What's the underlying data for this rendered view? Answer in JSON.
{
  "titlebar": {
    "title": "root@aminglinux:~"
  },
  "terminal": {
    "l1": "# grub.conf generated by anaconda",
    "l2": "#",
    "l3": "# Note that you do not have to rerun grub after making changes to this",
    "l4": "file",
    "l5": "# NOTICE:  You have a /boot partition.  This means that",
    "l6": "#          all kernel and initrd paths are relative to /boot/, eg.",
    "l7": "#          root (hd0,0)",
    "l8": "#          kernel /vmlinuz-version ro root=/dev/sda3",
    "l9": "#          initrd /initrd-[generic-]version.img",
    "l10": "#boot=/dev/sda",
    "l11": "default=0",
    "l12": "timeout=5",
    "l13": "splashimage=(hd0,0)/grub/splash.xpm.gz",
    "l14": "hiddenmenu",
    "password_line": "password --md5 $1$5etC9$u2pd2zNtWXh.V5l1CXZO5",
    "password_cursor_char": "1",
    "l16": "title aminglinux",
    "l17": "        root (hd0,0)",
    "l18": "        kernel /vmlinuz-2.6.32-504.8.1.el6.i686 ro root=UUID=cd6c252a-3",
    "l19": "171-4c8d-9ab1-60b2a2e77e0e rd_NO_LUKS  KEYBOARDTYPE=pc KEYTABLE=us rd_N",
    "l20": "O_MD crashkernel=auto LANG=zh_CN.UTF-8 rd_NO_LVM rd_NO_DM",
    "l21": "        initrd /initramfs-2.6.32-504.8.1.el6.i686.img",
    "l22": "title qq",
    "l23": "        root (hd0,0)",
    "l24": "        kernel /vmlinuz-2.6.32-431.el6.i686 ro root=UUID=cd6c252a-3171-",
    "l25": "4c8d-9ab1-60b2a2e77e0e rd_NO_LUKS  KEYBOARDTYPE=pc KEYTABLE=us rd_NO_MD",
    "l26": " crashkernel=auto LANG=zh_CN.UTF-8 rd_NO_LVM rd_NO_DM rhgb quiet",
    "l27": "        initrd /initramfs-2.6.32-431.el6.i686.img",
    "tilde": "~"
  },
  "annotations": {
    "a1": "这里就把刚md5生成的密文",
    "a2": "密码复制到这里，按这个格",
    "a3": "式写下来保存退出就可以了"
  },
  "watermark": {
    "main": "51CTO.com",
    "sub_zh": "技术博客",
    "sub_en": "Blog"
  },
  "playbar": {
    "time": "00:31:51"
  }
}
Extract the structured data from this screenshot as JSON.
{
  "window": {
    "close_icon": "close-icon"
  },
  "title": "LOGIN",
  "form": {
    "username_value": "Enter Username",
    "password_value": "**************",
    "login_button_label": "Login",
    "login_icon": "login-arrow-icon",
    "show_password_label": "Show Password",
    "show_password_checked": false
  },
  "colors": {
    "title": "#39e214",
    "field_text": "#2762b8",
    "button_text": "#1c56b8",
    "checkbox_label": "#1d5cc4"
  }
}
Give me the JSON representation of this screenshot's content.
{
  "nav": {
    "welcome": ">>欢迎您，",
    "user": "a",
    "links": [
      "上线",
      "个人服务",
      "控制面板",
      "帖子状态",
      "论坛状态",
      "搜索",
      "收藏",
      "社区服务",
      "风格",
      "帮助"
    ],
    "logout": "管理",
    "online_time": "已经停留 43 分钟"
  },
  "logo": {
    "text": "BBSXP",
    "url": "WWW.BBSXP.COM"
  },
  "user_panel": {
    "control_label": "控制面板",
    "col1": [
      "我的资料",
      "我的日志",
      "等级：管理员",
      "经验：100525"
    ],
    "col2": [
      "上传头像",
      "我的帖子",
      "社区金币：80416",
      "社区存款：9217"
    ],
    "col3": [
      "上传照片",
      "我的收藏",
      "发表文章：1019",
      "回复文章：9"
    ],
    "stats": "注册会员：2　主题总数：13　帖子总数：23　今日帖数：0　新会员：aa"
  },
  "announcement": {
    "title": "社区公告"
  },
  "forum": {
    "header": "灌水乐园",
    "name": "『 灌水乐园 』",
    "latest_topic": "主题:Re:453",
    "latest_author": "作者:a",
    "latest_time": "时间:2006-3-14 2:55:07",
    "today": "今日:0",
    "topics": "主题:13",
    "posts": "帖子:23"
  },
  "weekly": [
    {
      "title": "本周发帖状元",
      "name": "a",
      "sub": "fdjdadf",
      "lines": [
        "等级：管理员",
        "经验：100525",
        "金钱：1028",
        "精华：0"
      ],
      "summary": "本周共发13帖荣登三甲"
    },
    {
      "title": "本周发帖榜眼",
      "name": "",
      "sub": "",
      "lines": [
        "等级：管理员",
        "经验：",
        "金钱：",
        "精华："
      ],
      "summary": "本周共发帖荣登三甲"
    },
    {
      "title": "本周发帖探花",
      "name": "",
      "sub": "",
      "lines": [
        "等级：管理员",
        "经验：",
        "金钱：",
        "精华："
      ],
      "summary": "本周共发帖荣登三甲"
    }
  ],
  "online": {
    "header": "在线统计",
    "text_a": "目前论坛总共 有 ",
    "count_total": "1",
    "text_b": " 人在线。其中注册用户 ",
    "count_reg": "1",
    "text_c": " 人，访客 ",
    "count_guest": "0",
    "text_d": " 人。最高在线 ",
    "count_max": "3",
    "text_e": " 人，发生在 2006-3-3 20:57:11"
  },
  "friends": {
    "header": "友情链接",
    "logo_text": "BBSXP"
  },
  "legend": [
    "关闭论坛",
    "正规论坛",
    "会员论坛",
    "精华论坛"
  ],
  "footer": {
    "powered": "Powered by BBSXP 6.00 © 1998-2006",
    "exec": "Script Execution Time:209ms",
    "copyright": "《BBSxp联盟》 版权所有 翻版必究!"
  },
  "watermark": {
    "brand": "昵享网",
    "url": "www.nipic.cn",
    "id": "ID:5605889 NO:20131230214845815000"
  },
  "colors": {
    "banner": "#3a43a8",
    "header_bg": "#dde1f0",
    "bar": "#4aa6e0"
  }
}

+++

» **INSTRUCTIONS TO FOLLOW**: Go over the records above line by line and count those holding the word "initramfs". Reply only with the number.

» **TASK SOLUTION**: 2